§ TASK GOAL
Repeat the lines that follow, leaving nothing out.

::: RECORDS PROVIDED :::

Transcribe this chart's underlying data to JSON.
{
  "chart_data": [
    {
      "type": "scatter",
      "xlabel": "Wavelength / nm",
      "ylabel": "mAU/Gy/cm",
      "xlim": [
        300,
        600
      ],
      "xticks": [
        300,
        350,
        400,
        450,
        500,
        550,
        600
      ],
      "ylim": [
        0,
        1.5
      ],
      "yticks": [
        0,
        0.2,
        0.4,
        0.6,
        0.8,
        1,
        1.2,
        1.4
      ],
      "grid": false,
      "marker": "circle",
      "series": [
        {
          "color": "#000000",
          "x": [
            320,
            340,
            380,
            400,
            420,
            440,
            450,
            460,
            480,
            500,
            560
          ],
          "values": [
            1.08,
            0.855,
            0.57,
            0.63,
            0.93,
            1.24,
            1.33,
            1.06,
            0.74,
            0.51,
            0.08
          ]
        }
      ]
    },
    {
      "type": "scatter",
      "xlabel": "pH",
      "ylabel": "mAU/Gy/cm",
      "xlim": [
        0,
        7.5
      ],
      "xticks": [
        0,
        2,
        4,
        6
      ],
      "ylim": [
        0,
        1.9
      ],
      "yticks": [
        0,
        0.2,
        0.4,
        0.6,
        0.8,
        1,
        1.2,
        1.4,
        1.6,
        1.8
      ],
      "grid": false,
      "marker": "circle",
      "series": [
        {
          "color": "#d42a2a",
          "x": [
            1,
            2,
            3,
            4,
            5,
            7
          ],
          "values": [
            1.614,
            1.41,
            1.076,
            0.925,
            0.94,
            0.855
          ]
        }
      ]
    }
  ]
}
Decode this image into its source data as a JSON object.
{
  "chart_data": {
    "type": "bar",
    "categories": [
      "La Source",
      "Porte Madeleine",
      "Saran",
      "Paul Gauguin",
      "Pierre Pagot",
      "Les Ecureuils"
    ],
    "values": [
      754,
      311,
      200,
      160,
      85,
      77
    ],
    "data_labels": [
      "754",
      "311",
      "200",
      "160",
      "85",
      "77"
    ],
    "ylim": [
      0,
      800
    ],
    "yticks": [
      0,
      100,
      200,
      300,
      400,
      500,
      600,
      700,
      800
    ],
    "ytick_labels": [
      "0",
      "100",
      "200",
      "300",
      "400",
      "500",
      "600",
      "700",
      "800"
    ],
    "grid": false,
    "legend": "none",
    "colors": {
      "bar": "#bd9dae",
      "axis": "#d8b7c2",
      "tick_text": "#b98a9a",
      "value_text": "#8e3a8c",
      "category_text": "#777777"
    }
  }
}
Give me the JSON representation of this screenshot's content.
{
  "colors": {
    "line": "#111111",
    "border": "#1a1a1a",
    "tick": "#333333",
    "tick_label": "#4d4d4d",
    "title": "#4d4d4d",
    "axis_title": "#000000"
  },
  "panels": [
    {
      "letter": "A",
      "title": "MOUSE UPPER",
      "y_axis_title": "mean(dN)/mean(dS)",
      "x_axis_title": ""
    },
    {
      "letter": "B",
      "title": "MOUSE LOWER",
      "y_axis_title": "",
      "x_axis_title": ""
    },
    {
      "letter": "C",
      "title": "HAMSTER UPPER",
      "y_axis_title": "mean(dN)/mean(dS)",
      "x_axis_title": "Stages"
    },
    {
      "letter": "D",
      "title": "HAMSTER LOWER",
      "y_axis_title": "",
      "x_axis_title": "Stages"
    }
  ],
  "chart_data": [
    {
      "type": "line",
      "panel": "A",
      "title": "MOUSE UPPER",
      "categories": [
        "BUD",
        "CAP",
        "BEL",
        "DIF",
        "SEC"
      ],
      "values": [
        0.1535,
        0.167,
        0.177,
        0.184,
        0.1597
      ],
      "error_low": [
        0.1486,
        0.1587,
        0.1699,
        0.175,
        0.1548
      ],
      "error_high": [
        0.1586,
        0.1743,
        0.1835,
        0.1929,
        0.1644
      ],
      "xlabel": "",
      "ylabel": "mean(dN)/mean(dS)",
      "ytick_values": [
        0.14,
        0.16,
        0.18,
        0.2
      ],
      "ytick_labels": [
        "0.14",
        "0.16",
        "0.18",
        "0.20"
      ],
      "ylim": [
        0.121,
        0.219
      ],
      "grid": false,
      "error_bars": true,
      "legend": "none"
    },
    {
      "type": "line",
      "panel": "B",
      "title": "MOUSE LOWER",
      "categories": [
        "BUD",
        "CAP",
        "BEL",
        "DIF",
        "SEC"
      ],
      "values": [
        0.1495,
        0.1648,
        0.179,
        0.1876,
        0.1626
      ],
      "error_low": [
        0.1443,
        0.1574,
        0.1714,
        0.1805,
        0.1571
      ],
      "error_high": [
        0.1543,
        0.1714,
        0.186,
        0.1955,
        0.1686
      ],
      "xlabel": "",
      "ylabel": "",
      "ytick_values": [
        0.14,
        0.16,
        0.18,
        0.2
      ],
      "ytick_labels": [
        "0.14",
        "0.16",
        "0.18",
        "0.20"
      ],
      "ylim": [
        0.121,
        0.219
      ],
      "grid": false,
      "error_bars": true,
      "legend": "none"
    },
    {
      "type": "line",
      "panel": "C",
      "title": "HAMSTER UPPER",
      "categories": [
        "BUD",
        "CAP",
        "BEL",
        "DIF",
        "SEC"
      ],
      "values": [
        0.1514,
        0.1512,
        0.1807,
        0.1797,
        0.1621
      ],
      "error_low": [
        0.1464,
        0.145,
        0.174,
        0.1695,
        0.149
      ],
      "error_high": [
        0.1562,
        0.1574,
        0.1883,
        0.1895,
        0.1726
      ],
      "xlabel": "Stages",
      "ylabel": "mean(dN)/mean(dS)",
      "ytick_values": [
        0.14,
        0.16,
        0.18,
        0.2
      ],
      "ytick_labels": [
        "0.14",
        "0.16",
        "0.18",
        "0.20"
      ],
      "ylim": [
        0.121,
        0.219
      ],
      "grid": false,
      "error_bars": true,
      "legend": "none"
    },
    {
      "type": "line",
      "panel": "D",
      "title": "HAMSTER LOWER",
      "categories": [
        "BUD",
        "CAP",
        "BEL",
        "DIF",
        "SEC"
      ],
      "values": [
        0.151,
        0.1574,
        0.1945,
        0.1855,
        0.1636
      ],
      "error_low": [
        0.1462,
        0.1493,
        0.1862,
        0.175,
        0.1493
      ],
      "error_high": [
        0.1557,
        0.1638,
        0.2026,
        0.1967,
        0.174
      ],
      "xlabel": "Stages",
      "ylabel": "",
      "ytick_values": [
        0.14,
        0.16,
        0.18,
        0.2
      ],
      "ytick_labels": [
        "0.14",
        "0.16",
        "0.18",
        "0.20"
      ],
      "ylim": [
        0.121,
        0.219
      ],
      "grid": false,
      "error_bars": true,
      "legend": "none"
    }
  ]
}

:::

§ COMPLETED TASK
Transcribe this chart's underlying data to JSON.
{
  "chart_data": [
    {
      "type": "scatter",
      "xlabel": "Wavelength / nm",
      "ylabel": "mAU/Gy/cm",
      "xlim": [
        300,
        600
      ],
      "xticks": [
        300,
        350,
        400,
        450,
        500,
        550,
        600
      ],
      "ylim": [
        0,
        1.5
      ],
      "yticks": [
        0,
        0.2,
        0.4,
        0.6,
        0.8,
        1,
        1.2,
        1.4
      ],
      "grid": false,
      "marker": "circle",
      "series": [
        {
          "color": "#000000",
          "x": [
            320,
            340,
            380,
            400,
            420,
            440,
            450,
            460,
            480,
            500,
            560
          ],
          "values": [
            1.08,
            0.855,
            0.57,
            0.63,
            0.93,
            1.24,
            1.33,
            1.06,
            0.74,
            0.51,
            0.08
          ]
        }
      ]
    },
    {
      "type": "scatter",
      "xlabel": "pH",
      "ylabel": "mAU/Gy/cm",
      "xlim": [
        0,
        7.5
      ],
      "xticks": [
        0,
        2,
        4,
        6
      ],
      "ylim": [
        0,
        1.9
      ],
      "yticks": [
        0,
        0.2,
        0.4,
        0.6,
        0.8,
        1,
        1.2,
        1.4,
        1.6,
        1.8
      ],
      "grid": false,
      "marker": "circle",
      "series": [
        {
          "color": "#d42a2a",
          "x": [
            1,
            2,
            3,
            4,
            5,
            7
          ],
          "values": [
            1.614,
            1.41,
            1.076,
            0.925,
            0.94,
            0.855
          ]
        }
      ]
    }
  ]
}
Decode this image into its source data as a JSON object.
{
  "chart_data": {
    "type": "bar",
    "categories": [
      "La Source",
      "Porte Madeleine",
      "Saran",
      "Paul Gauguin",
      "Pierre Pagot",
      "Les Ecureuils"
    ],
    "values": [
      754,
      311,
      200,
      160,
      85,
      77
    ],
    "data_labels": [
      "754",
      "311",
      "200",
      "160",
      "85",
      "77"
    ],
    "ylim": [
      0,
      800
    ],
    "yticks": [
      0,
      100,
      200,
      300,
      400,
      500,
      600,
      700,
      800
    ],
    "ytick_labels": [
      "0",
      "100",
      "200",
      "300",
      "400",
      "500",
      "600",
      "700",
      "800"
    ],
    "grid": false,
    "legend": "none",
    "colors": {
      "bar": "#bd9dae",
      "axis": "#d8b7c2",
      "tick_text": "#b98a9a",
      "value_text": "#8e3a8c",
      "category_text": "#777777"
    }
  }
}
Give me the JSON representation of this screenshot's content.
{
  "colors": {
    "line": "#111111",
    "border": "#1a1a1a",
    "tick": "#333333",
    "tick_label": "#4d4d4d",
    "title": "#4d4d4d",
    "axis_title": "#000000"
  },
  "panels": [
    {
      "letter": "A",
      "title": "MOUSE UPPER",
      "y_axis_title": "mean(dN)/mean(dS)",
      "x_axis_title": ""
    },
    {
      "letter": "B",
      "title": "MOUSE LOWER",
      "y_axis_title": "",
      "x_axis_title": ""
    },
    {
      "letter": "C",
      "title": "HAMSTER UPPER",
      "y_axis_title": "mean(dN)/mean(dS)",
      "x_axis_title": "Stages"
    },
    {
      "letter": "D",
      "title": "HAMSTER LOWER",
      "y_axis_title": "",
      "x_axis_title": "Stages"
    }
  ],
  "chart_data": [
    {
      "type": "line",
      "panel": "A",
      "title": "MOUSE UPPER",
      "categories": [
        "BUD",
        "CAP",
        "BEL",
        "DIF",
        "SEC"
      ],
      "values": [
        0.1535,
        0.167,
        0.177,
        0.184,
        0.1597
      ],
      "error_low": [
        0.1486,
        0.1587,
        0.1699,
        0.175,
        0.1548
      ],
      "error_high": [
        0.1586,
        0.1743,
        0.1835,
        0.1929,
        0.1644
      ],
      "xlabel": "",
      "ylabel": "mean(dN)/mean(dS)",
      "ytick_values": [
        0.14,
        0.16,
        0.18,
        0.2
      ],
      "ytick_labels": [
        "0.14",
        "0.16",
        "0.18",
        "0.20"
      ],
      "ylim": [
        0.121,
        0.219
      ],
      "grid": false,
      "error_bars": true,
      "legend": "none"
    },
    {
      "type": "line",
      "panel": "B",
      "title": "MOUSE LOWER",
      "categories": [
        "BUD",
        "CAP",
        "BEL",
        "DIF",
        "SEC"
      ],
      "values": [
        0.1495,
        0.1648,
        0.179,
        0.1876,
        0.1626
      ],
      "error_low": [
        0.1443,
        0.1574,
        0.1714,
        0.1805,
        0.1571
      ],
      "error_high": [
        0.1543,
        0.1714,
        0.186,
        0.1955,
        0.1686
      ],
      "xlabel": "",
      "ylabel": "",
      "ytick_values": [
        0.14,
        0.16,
        0.18,
        0.2
      ],
      "ytick_labels": [
        "0.14",
        "0.16",
        "0.18",
        "0.20"
      ],
      "ylim": [
        0.121,
        0.219
      ],
      "grid": false,
      "error_bars": true,
      "legend": "none"
    },
    {
      "type": "line",
      "panel": "C",
      "title": "HAMSTER UPPER",
      "categories": [
        "BUD",
        "CAP",
        "BEL",
        "DIF",
        "SEC"
      ],
      "values": [
        0.1514,
        0.1512,
        0.1807,
        0.1797,
        0.1621
      ],
      "error_low": [
        0.1464,
        0.145,
        0.174,
        0.1695,
        0.149
      ],
      "error_high": [
        0.1562,
        0.1574,
        0.1883,
        0.1895,
        0.1726
      ],
      "xlabel": "Stages",
      "ylabel": "mean(dN)/mean(dS)",
      "ytick_values": [
        0.14,
        0.16,
        0.18,
        0.2
      ],
      "ytick_labels": [
        "0.14",
        "0.16",
        "0.18",
        "0.20"
      ],
      "ylim": [
        0.121,
        0.219
      ],
      "grid": false,
      "error_bars": true,
      "legend": "none"
    },
    {
      "type": "line",
      "panel": "D",
      "title": "HAMSTER LOWER",
      "categories": [
        "BUD",
        "CAP",
        "BEL",
        "DIF",
        "SEC"
      ],
      "values": [
        0.151,
        0.1574,
        0.1945,
        0.1855,
        0.1636
      ],
      "error_low": [
        0.1462,
        0.1493,
        0.1862,
        0.175,
        0.1493
      ],
      "error_high": [
        0.1557,
        0.1638,
        0.2026,
        0.1967,
        0.174
      ],
      "xlabel": "Stages",
      "ylabel": "",
      "ytick_values": [
        0.14,
        0.16,
        0.18,
        0.2
      ],
      "ytick_labels": [
        "0.14",
        "0.16",
        "0.18",
        "0.20"
      ],
      "ylim": [
        0.121,
        0.219
      ],
      "grid": false,
      "error_bars": true,
      "legend": "none"
    }
  ]
}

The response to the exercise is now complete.